# Problem to solve:
Drop all images and give the records again exactly.

BEGIN Supplied material

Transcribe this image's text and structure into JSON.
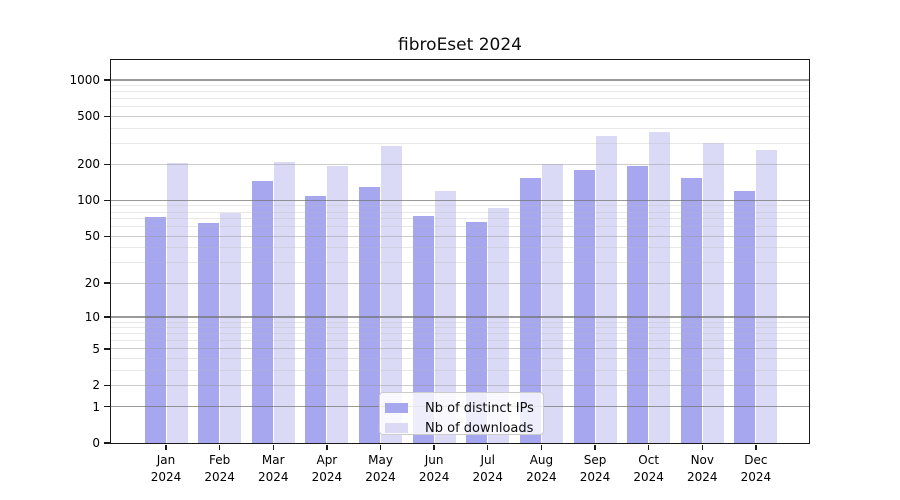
{
  "title": "fibroEset 2024",
  "chart_data": {
    "type": "bar",
    "title": "fibroEset 2024",
    "categories": [
      "Jan",
      "Feb",
      "Mar",
      "Apr",
      "May",
      "Jun",
      "Jul",
      "Aug",
      "Sep",
      "Oct",
      "Nov",
      "Dec"
    ],
    "year": "2024",
    "series": [
      {
        "name": "Nb of distinct IPs",
        "color": "#a7a7f0",
        "values": [
          73,
          65,
          146,
          108,
          130,
          74,
          66,
          154,
          179,
          192,
          154,
          120
        ]
      },
      {
        "name": "Nb of downloads",
        "color": "#dadaf7",
        "values": [
          207,
          78,
          211,
          192,
          285,
          119,
          87,
          200,
          341,
          368,
          298,
          262
        ]
      }
    ],
    "y_ticks": [
      0,
      1,
      2,
      5,
      10,
      20,
      50,
      100,
      200,
      500,
      1000
    ],
    "y_scale": "log10(1+v)",
    "ylim": [
      0,
      1445
    ],
    "xlabel": "",
    "ylabel": "",
    "grid": "on",
    "legend_position": "bottom-center"
  },
  "legend": {
    "items": [
      {
        "label": "Nb of distinct IPs",
        "color": "#a7a7f0"
      },
      {
        "label": "Nb of downloads",
        "color": "#dadaf7"
      }
    ]
  },
  "colors": {
    "bar_distinct_ips": "#a7a7f0",
    "bar_downloads": "#dadaf7",
    "spine": "#1a1a1a",
    "grid_major": "#9a9a9a",
    "grid_mid": "#cacaca",
    "grid_minor": "#e4e4e4"
  }
}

END Supplied material

# Exercise result:
Transcribe this image's text and structure into JSON.
{
  "title": "fibroEset 2024",
  "chart_data": {
    "type": "bar",
    "title": "fibroEset 2024",
    "categories": [
      "Jan",
      "Feb",
      "Mar",
      "Apr",
      "May",
      "Jun",
      "Jul",
      "Aug",
      "Sep",
      "Oct",
      "Nov",
      "Dec"
    ],
    "year": "2024",
    "series": [
      {
        "name": "Nb of distinct IPs",
        "color": "#a7a7f0",
        "values": [
          73,
          65,
          146,
          108,
          130,
          74,
          66,
          154,
          179,
          192,
          154,
          120
        ]
      },
      {
        "name": "Nb of downloads",
        "color": "#dadaf7",
        "values": [
          207,
          78,
          211,
          192,
          285,
          119,
          87,
          200,
          341,
          368,
          298,
          262
        ]
      }
    ],
    "y_ticks": [
      0,
      1,
      2,
      5,
      10,
      20,
      50,
      100,
      200,
      500,
      1000
    ],
    "y_scale": "log10(1+v)",
    "ylim": [
      0,
      1445
    ],
    "xlabel": "",
    "ylabel": "",
    "grid": "on",
    "legend_position": "bottom-center"
  },
  "legend": {
    "items": [
      {
        "label": "Nb of distinct IPs",
        "color": "#a7a7f0"
      },
      {
        "label": "Nb of downloads",
        "color": "#dadaf7"
      }
    ]
  },
  "colors": {
    "bar_distinct_ips": "#a7a7f0",
    "bar_downloads": "#dadaf7",
    "spine": "#1a1a1a",
    "grid_major": "#9a9a9a",
    "grid_mid": "#cacaca",
    "grid_minor": "#e4e4e4"
  }
}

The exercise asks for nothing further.